**Task requirements:** From the material below, list every line containing "were".

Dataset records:
▽

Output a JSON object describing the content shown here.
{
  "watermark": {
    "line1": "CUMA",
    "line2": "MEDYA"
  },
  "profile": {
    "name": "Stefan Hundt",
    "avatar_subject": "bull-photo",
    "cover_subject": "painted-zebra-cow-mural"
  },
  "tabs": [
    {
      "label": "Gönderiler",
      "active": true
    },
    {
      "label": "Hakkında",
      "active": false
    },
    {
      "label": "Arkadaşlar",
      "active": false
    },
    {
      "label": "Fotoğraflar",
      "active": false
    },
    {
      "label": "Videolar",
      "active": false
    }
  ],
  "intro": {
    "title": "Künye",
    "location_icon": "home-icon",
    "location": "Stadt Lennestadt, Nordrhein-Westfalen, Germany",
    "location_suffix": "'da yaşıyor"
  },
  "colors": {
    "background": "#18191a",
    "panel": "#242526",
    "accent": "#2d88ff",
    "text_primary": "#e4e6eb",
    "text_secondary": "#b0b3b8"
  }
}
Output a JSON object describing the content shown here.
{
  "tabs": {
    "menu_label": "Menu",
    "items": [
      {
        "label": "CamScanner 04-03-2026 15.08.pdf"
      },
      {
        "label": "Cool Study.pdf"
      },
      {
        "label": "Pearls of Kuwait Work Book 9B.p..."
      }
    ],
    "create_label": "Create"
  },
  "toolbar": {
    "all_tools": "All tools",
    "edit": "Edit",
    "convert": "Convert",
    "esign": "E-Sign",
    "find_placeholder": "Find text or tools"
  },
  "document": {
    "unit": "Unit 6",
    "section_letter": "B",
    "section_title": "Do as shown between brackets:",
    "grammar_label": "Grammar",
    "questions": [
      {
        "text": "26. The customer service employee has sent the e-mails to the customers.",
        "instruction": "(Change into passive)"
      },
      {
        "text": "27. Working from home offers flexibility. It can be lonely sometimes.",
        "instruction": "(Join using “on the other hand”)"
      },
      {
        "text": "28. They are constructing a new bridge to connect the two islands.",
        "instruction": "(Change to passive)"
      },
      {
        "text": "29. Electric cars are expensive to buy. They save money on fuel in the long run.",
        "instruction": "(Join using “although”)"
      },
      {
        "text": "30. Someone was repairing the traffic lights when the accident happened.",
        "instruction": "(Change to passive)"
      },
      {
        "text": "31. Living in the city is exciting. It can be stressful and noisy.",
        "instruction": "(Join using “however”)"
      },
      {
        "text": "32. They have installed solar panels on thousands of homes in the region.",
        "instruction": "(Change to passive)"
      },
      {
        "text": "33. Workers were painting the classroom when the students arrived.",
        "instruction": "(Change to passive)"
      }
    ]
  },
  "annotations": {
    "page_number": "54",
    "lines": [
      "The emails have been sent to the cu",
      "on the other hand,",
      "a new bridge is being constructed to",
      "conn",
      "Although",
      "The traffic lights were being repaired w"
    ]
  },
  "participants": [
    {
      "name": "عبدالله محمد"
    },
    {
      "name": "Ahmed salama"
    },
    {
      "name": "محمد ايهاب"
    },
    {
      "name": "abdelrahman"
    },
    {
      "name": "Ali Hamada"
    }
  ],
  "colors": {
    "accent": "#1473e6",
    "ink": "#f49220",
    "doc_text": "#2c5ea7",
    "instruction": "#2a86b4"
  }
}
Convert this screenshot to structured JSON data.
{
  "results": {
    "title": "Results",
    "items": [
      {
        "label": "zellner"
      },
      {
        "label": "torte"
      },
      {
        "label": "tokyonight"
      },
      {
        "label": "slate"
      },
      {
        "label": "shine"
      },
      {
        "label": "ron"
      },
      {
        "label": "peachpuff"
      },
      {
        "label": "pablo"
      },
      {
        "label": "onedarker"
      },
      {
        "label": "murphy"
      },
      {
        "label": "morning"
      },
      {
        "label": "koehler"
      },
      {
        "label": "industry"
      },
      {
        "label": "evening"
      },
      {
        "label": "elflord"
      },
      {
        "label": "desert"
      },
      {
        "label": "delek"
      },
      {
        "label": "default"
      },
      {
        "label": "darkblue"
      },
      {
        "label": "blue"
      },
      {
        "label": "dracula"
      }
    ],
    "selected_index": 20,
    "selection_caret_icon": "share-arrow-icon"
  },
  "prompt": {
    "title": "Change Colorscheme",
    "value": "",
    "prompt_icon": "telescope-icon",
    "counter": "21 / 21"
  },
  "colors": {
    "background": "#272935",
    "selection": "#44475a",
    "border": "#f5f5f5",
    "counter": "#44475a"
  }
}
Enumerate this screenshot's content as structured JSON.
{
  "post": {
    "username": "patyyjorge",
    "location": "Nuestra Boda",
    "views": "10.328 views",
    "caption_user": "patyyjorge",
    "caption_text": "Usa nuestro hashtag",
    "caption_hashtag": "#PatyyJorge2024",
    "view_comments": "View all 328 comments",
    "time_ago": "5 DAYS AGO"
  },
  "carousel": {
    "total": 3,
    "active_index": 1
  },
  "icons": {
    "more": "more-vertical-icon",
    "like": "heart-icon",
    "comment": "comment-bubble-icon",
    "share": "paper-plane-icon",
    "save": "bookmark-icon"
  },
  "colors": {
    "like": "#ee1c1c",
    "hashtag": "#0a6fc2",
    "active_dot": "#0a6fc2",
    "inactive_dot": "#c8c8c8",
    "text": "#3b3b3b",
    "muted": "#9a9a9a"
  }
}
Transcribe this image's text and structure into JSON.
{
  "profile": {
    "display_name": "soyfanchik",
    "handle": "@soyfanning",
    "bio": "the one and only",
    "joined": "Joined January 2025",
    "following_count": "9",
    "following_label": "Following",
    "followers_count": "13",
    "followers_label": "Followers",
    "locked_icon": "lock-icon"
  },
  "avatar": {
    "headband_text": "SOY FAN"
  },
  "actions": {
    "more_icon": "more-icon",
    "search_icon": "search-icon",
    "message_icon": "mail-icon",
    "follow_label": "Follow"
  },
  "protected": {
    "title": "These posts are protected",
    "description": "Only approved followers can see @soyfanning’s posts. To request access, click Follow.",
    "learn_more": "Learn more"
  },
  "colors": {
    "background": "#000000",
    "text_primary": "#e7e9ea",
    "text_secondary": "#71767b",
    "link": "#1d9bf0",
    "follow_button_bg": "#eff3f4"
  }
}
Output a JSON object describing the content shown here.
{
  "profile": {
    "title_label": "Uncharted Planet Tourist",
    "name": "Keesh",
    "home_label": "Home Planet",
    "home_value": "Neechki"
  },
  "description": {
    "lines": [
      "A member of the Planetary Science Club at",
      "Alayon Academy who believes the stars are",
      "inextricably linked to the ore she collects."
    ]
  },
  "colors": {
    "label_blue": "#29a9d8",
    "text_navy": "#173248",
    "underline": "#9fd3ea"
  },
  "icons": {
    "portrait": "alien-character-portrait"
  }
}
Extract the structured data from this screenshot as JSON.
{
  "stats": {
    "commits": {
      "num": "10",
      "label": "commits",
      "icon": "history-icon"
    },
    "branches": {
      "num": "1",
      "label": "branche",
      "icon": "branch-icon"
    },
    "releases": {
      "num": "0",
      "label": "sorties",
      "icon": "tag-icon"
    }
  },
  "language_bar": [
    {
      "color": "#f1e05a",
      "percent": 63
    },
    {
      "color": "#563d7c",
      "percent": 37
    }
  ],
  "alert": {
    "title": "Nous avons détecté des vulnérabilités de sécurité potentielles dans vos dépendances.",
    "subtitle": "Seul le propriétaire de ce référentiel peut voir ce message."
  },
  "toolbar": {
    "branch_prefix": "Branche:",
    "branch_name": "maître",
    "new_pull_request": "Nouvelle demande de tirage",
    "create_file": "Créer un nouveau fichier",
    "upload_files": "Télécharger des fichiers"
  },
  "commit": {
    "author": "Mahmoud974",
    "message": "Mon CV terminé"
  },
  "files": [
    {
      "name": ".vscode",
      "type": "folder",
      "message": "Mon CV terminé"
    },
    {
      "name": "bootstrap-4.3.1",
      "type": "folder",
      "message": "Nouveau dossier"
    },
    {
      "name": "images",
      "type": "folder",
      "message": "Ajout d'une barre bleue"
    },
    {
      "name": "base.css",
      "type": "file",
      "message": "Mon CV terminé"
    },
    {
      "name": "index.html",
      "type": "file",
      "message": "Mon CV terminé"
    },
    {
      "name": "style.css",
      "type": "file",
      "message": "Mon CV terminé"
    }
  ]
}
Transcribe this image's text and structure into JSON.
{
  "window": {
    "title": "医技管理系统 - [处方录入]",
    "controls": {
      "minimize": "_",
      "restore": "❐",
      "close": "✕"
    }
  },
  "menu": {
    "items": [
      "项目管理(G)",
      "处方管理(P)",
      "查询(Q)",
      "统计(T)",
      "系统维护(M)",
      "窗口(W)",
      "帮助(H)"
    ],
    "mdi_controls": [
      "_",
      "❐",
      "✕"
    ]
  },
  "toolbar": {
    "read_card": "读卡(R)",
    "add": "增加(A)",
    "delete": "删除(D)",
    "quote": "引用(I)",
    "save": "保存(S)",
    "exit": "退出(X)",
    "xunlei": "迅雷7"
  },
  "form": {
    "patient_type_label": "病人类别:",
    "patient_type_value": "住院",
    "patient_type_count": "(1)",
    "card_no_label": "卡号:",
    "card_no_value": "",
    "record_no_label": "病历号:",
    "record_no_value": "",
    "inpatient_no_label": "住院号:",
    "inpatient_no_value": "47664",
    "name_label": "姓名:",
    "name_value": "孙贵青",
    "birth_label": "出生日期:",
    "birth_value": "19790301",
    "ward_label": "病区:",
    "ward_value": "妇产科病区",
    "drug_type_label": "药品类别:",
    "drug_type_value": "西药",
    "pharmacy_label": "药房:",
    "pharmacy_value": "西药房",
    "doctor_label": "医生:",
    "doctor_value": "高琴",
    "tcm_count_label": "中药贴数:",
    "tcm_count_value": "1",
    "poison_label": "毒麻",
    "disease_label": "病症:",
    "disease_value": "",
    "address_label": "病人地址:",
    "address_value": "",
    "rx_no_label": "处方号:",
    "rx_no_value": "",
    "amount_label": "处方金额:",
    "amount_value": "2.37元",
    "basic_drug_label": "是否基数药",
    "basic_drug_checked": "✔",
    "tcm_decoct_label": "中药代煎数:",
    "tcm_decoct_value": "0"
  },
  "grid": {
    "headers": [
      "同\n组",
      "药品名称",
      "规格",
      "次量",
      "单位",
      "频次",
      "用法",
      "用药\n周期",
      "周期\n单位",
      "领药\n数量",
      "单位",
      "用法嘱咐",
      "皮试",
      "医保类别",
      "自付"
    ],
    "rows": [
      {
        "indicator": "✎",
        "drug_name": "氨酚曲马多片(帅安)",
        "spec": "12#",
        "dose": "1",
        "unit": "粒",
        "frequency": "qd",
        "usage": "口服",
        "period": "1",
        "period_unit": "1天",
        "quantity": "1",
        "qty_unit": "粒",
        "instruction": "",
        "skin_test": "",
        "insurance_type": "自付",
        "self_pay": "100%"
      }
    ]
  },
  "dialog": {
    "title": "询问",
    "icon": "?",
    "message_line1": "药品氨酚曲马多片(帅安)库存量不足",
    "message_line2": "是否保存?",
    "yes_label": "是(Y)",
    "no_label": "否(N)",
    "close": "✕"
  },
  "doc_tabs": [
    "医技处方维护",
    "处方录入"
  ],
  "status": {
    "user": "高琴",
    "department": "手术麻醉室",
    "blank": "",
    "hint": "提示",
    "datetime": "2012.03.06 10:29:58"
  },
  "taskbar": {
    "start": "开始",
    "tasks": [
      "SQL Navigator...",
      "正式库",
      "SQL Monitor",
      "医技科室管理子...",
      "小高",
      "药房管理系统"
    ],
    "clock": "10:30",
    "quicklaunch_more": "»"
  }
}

△

**Answer to the problem:**
        "text": "33. Workers were painting the classroom when the students arrived.",
      "The traffic lights were being repaired w"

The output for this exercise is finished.